Input records
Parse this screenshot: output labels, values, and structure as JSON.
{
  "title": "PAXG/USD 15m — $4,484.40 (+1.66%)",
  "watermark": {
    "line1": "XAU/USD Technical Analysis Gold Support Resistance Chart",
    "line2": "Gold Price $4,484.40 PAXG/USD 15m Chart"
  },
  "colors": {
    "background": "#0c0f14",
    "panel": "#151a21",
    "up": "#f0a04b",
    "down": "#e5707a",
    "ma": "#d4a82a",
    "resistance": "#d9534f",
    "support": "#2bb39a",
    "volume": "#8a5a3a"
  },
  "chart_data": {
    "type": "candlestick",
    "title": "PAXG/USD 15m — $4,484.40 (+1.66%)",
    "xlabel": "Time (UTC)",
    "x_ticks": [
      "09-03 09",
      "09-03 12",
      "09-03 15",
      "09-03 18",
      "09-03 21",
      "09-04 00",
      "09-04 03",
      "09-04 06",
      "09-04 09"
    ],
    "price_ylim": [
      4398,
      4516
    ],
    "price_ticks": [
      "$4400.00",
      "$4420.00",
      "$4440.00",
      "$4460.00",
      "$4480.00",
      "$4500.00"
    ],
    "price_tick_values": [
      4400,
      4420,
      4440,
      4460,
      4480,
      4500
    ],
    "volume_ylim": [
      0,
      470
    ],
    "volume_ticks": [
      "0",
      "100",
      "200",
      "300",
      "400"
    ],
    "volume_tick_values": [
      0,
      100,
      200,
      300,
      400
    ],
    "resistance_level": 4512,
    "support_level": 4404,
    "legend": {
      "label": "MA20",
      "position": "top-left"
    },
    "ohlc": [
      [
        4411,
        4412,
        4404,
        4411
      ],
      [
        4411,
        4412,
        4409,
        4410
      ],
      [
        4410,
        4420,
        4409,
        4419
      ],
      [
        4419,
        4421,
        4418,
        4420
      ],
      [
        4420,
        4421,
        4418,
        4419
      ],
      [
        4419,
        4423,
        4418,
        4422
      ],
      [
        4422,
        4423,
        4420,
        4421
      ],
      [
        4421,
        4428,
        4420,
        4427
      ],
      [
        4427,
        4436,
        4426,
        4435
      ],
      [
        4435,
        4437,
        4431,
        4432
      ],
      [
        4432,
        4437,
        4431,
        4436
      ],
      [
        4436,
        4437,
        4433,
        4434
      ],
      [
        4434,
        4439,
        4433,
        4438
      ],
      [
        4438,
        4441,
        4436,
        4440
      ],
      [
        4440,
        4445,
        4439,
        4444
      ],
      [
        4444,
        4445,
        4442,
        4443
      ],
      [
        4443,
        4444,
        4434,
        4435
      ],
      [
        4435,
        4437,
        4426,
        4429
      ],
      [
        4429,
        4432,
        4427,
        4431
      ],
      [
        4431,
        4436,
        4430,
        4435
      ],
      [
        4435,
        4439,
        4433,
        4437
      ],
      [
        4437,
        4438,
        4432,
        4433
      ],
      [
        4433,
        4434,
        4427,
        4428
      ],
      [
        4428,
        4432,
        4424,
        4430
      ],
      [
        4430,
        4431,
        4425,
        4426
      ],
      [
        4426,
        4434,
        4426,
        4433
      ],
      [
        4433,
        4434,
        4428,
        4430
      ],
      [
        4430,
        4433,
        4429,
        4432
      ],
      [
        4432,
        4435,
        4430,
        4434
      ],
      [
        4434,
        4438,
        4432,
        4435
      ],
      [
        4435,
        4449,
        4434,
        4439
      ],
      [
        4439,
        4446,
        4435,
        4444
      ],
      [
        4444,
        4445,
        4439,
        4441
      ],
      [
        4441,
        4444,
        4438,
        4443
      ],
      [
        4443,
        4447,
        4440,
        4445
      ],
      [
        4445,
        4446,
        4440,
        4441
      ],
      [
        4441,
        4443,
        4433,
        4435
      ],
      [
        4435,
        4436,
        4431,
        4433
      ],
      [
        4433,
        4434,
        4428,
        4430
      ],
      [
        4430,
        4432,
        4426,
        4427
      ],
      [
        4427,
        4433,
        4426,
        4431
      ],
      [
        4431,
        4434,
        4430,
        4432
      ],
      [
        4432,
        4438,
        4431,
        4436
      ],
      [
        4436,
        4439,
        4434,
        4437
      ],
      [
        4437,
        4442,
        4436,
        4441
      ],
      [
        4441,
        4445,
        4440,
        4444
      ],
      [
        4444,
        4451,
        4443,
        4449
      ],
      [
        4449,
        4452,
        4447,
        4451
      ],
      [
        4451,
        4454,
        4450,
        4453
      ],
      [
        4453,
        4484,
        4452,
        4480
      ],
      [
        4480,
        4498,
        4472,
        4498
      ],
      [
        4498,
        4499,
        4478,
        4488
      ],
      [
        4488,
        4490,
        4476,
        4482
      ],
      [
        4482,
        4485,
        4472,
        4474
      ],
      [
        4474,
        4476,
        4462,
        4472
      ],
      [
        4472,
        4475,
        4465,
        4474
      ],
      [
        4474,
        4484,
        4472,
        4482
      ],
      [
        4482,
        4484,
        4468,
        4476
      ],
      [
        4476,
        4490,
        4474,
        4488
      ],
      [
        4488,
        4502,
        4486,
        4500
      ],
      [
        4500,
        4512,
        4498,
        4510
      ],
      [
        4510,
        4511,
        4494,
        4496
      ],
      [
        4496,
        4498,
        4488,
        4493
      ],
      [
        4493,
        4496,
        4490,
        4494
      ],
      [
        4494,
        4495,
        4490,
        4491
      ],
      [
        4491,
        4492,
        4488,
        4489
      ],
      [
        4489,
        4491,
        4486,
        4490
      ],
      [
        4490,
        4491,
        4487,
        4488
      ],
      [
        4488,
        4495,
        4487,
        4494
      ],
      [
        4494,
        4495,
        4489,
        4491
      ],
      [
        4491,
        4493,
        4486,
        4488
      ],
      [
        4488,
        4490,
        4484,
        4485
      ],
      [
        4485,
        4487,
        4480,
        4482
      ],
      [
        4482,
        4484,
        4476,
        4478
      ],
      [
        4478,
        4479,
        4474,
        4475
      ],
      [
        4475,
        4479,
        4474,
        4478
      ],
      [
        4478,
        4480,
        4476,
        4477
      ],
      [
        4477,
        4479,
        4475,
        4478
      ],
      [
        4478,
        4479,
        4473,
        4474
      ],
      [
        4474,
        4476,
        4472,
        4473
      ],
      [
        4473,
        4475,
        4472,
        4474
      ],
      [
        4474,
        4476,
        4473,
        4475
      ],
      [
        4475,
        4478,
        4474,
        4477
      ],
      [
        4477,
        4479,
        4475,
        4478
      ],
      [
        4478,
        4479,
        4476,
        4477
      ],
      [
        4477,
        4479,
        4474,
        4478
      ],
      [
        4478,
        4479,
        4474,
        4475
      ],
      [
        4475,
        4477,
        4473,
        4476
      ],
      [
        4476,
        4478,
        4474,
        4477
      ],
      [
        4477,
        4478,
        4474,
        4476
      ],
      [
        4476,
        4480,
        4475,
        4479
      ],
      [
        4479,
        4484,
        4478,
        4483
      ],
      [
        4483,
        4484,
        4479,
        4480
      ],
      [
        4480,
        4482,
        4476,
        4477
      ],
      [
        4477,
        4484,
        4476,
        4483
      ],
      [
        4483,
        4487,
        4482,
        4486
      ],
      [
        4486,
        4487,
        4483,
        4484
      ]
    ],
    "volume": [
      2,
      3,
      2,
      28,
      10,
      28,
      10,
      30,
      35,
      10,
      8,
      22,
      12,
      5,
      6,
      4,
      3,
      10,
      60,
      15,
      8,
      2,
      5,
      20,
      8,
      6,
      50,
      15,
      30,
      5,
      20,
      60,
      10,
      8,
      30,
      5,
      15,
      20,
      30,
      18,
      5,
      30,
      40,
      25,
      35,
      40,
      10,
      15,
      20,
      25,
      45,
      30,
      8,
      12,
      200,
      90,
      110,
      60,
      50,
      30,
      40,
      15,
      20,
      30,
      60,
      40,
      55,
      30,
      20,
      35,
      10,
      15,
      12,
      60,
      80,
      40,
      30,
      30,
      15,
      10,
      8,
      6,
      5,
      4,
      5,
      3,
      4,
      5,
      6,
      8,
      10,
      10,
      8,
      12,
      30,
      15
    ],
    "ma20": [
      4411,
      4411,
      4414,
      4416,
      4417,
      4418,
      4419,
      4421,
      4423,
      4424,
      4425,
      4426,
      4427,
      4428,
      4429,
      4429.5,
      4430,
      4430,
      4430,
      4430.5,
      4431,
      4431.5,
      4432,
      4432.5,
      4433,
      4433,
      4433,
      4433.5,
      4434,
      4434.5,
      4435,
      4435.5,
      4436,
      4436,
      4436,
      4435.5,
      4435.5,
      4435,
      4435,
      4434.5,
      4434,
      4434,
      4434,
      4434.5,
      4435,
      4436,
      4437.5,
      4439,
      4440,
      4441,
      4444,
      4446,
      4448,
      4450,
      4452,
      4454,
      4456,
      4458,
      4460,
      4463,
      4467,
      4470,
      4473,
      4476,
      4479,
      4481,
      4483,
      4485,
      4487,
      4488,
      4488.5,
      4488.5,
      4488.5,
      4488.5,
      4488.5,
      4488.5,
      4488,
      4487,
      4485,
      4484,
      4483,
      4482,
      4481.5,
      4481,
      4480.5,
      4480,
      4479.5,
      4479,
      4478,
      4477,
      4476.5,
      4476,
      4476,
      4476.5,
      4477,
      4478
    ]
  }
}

Problem requirements
Check each line of the entries above, and show every one holding the word "Gold".

Written solution
    "line1": "XAU/USD Technical Analysis Gold Support Resistance Chart",
    "line2": "Gold Price $4,484.40 PAXG/USD 15m Chart"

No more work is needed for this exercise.